(Description of the task) Give the material once more, word for word, without any images.

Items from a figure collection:
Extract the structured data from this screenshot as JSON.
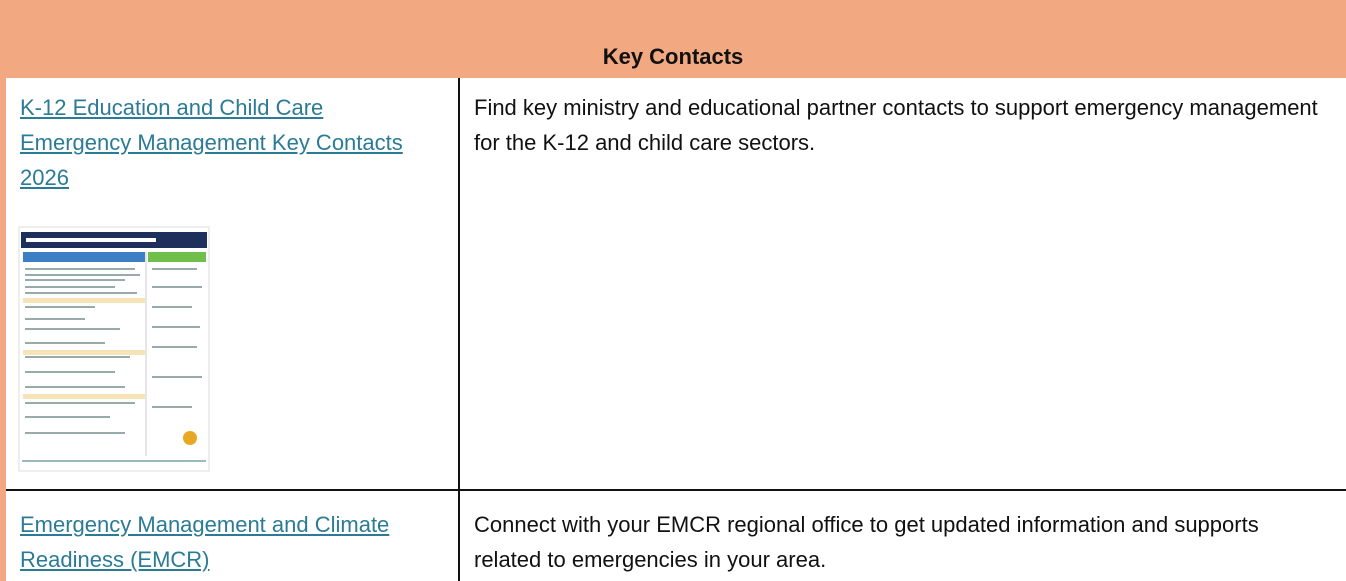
{
  "header": {
    "title": "Key Contacts"
  },
  "table": {
    "rows": [
      [
        "K-12 Education and Child Care Emergency Management Key Contacts 2026",
        "Find key ministry and educational partner contacts to support emergency management for the K-12 and child care sectors."
      ],
      [
        "Emergency Management and Climate Readiness (EMCR)",
        "Connect with your EMCR regional office to get updated information and supports related to emergencies in your area."
      ]
    ]
  }
}
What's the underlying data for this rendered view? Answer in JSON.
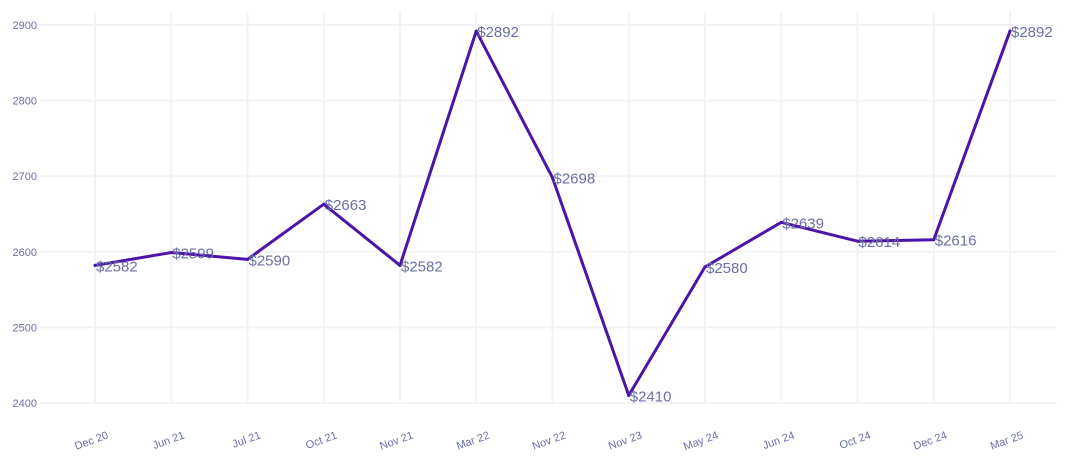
{
  "chart_data": {
    "type": "line",
    "title": "",
    "xlabel": "",
    "ylabel": "",
    "categories": [
      "Dec 20",
      "Jun 21",
      "Jul 21",
      "Oct 21",
      "Nov 21",
      "Mar 22",
      "Nov 22",
      "Nov 23",
      "May 24",
      "Jun 24",
      "Oct 24",
      "Dec 24",
      "Mar 25"
    ],
    "series": [
      {
        "values": [
          2582,
          2599,
          2590,
          2663,
          2582,
          2892,
          2698,
          2410,
          2580,
          2639,
          2614,
          2616,
          2892
        ],
        "data_labels": [
          "$2582",
          "$2599",
          "$2590",
          "$2663",
          "$2582",
          "$2892",
          "$2698",
          "$2410",
          "$2580",
          "$2639",
          "$2614",
          "$2616",
          "$2892"
        ]
      }
    ],
    "y_ticks": [
      2400,
      2500,
      2600,
      2700,
      2800,
      2900
    ],
    "ylim": [
      2400,
      2900
    ],
    "grid": true,
    "legend": "none",
    "line_color": "#4b16a8",
    "label_color": "#6b6fa8",
    "tick_color": "#6b6fa8"
  }
}
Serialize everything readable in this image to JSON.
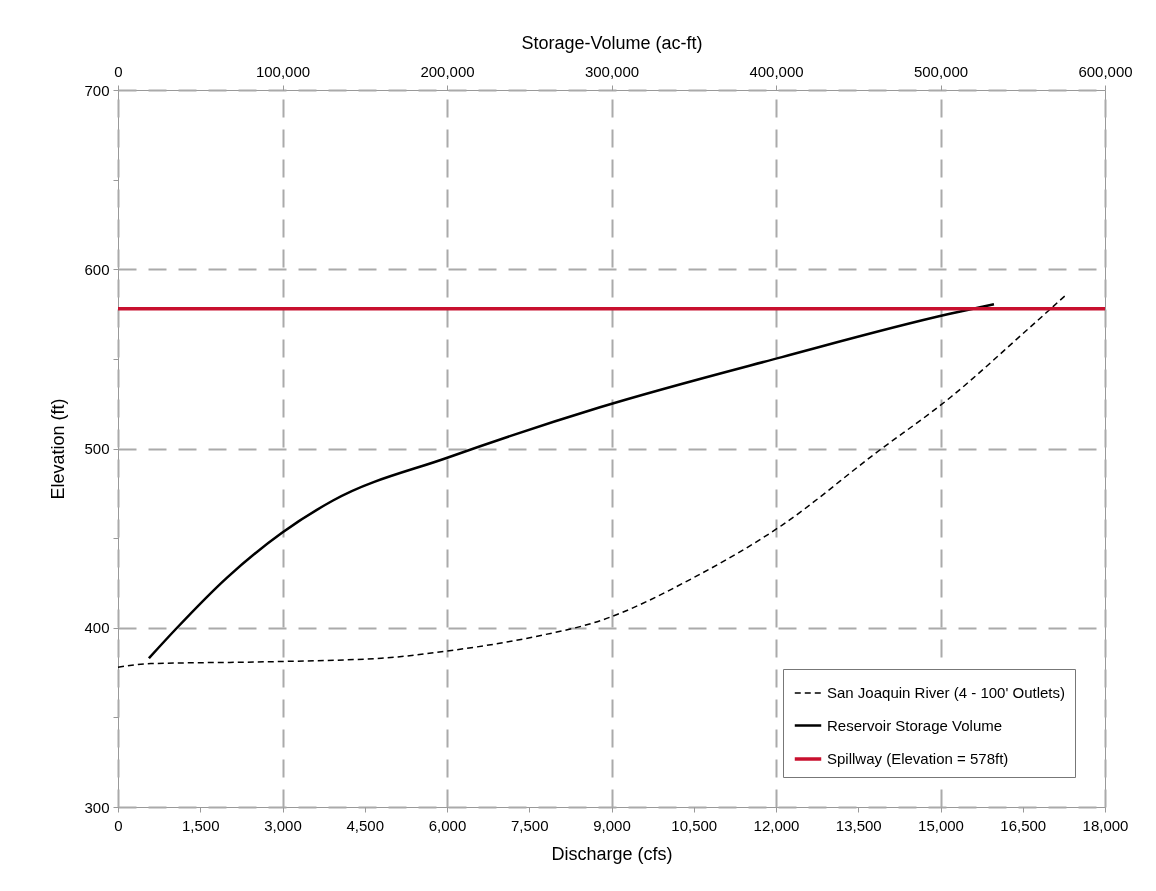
{
  "chart_data": {
    "type": "line",
    "xlabel": "Discharge (cfs)",
    "x2label": "Storage-Volume (ac-ft)",
    "ylabel": "Elevation (ft)",
    "xlim": [
      0,
      18000
    ],
    "xticks": [
      0,
      {
        "value": 1500,
        "label": "1,500"
      },
      {
        "value": 3000,
        "label": "3,000"
      },
      {
        "value": 4500,
        "label": "4,500"
      },
      {
        "value": 6000,
        "label": "6,000"
      },
      {
        "value": 7500,
        "label": "7,500"
      },
      {
        "value": 9000,
        "label": "9,000"
      },
      {
        "value": 10500,
        "label": "10,500"
      },
      {
        "value": 12000,
        "label": "12,000"
      },
      {
        "value": 13500,
        "label": "13,500"
      },
      {
        "value": 15000,
        "label": "15,000"
      },
      {
        "value": 16500,
        "label": "16,500"
      },
      {
        "value": 18000,
        "label": "18,000"
      }
    ],
    "x2lim": [
      0,
      600000
    ],
    "x2ticks": [
      0,
      {
        "value": 100000,
        "label": "100,000"
      },
      {
        "value": 200000,
        "label": "200,000"
      },
      {
        "value": 300000,
        "label": "300,000"
      },
      {
        "value": 400000,
        "label": "400,000"
      },
      {
        "value": 500000,
        "label": "500,000"
      },
      {
        "value": 600000,
        "label": "600,000"
      }
    ],
    "ylim": [
      300,
      700
    ],
    "yticks": [
      300,
      {
        "value": 350,
        "label": null
      },
      400,
      {
        "value": 450,
        "label": null
      },
      500,
      {
        "value": 550,
        "label": null
      },
      600,
      {
        "value": 650,
        "label": null
      },
      700
    ],
    "grid": true,
    "legend": "bottom right",
    "series": [
      {
        "name": "San Joaquin River (4 - 100' Outlets)",
        "color": "#000000",
        "line_style": "dashed",
        "x": [
          0,
          600,
          2700,
          4800,
          6000,
          7600,
          8800,
          10500,
          12100,
          13800,
          15200,
          16500,
          17300
        ],
        "values": [
          378,
          380,
          381,
          383,
          387,
          395,
          404,
          428,
          457,
          497,
          529,
          564,
          586
        ]
      },
      {
        "name": "Reservoir Storage Volume",
        "color": "#000000",
        "line_style": "solid",
        "axis": "x2",
        "x": [
          18800,
          35900,
          66300,
          99700,
          130700,
          200600,
          293000,
          403600,
          505000,
          532500
        ],
        "values": [
          383,
          400,
          428,
          453,
          471,
          495,
          523,
          551,
          575,
          580.5
        ]
      }
    ],
    "ref_lines": [
      {
        "axis": "y",
        "value": 578,
        "label": "Spillway (Elevation = 578ft)",
        "color": "#c8102e"
      }
    ]
  }
}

(Problem solution)
Extract the structured data from this screenshot as JSON.
{
  "header": {
    "title": "Key Contacts"
  },
  "table": {
    "rows": [
      [
        "K-12 Education and Child Care Emergency Management Key Contacts 2026",
        "Find key ministry and educational partner contacts to support emergency management for the K-12 and child care sectors."
      ],
      [
        "Emergency Management and Climate Readiness (EMCR)",
        "Connect with your EMCR regional office to get updated information and supports related to emergencies in your area."
      ]
    ]
  }
}
What's the underlying data for this rendered view? Answer in JSON.
{
  "chart_data": {
    "type": "line",
    "title": "",
    "xlabel": "",
    "ylabel": "",
    "categories": [
      "Dec 20",
      "Jun 21",
      "Jul 21",
      "Oct 21",
      "Nov 21",
      "Mar 22",
      "Nov 22",
      "Nov 23",
      "May 24",
      "Jun 24",
      "Oct 24",
      "Dec 24",
      "Mar 25"
    ],
    "series": [
      {
        "values": [
          2582,
          2599,
          2590,
          2663,
          2582,
          2892,
          2698,
          2410,
          2580,
          2639,
          2614,
          2616,
          2892
        ],
        "data_labels": [
          "$2582",
          "$2599",
          "$2590",
          "$2663",
          "$2582",
          "$2892",
          "$2698",
          "$2410",
          "$2580",
          "$2639",
          "$2614",
          "$2616",
          "$2892"
        ]
      }
    ],
    "y_ticks": [
      2400,
      2500,
      2600,
      2700,
      2800,
      2900
    ],
    "ylim": [
      2400,
      2900
    ],
    "grid": true,
    "legend": "none",
    "line_color": "#4b16a8",
    "label_color": "#6b6fa8",
    "tick_color": "#6b6fa8"
  }
}
Serialize everything readable in this image to JSON.
{
  "chart_data": {
    "type": "line",
    "xlabel": "Discharge (cfs)",
    "x2label": "Storage-Volume (ac-ft)",
    "ylabel": "Elevation (ft)",
    "xlim": [
      0,
      18000
    ],
    "xticks": [
      0,
      {
        "value": 1500,
        "label": "1,500"
      },
      {
        "value": 3000,
        "label": "3,000"
      },
      {
        "value": 4500,
        "label": "4,500"
      },
      {
        "value": 6000,
        "label": "6,000"
      },
      {
        "value": 7500,
        "label": "7,500"
      },
      {
        "value": 9000,
        "label": "9,000"
      },
      {
        "value": 10500,
        "label": "10,500"
      },
      {
        "value": 12000,
        "label": "12,000"
      },
      {
        "value": 13500,
        "label": "13,500"
      },
      {
        "value": 15000,
        "label": "15,000"
      },
      {
        "value": 16500,
        "label": "16,500"
      },
      {
        "value": 18000,
        "label": "18,000"
      }
    ],
    "x2lim": [
      0,
      600000
    ],
    "x2ticks": [
      0,
      {
        "value": 100000,
        "label": "100,000"
      },
      {
        "value": 200000,
        "label": "200,000"
      },
      {
        "value": 300000,
        "label": "300,000"
      },
      {
        "value": 400000,
        "label": "400,000"
      },
      {
        "value": 500000,
        "label": "500,000"
      },
      {
        "value": 600000,
        "label": "600,000"
      }
    ],
    "ylim": [
      300,
      700
    ],
    "yticks": [
      300,
      {
        "value": 350,
        "label": null
      },
      400,
      {
        "value": 450,
        "label": null
      },
      500,
      {
        "value": 550,
        "label": null
      },
      600,
      {
        "value": 650,
        "label": null
      },
      700
    ],
    "grid": true,
    "legend": "bottom right",
    "series": [
      {
        "name": "San Joaquin River (4 - 100' Outlets)",
        "color": "#000000",
        "line_style": "dashed",
        "x": [
          0,
          600,
          2700,
          4800,
          6000,
          7600,
          8800,
          10500,
          12100,
          13800,
          15200,
          16500,
          17300
        ],
        "values": [
          378,
          380,
          381,
          383,
          387,
          395,
          404,
          428,
          457,
          497,
          529,
          564,
          586
        ]
      },
      {
        "name": "Reservoir Storage Volume",
        "color": "#000000",
        "line_style": "solid",
        "axis": "x2",
        "x": [
          18800,
          35900,
          66300,
          99700,
          130700,
          200600,
          293000,
          403600,
          505000,
          532500
        ],
        "values": [
          383,
          400,
          428,
          453,
          471,
          495,
          523,
          551,
          575,
          580.5
        ]
      }
    ],
    "ref_lines": [
      {
        "axis": "y",
        "value": 578,
        "label": "Spillway (Elevation = 578ft)",
        "color": "#c8102e"
      }
    ]
  }
}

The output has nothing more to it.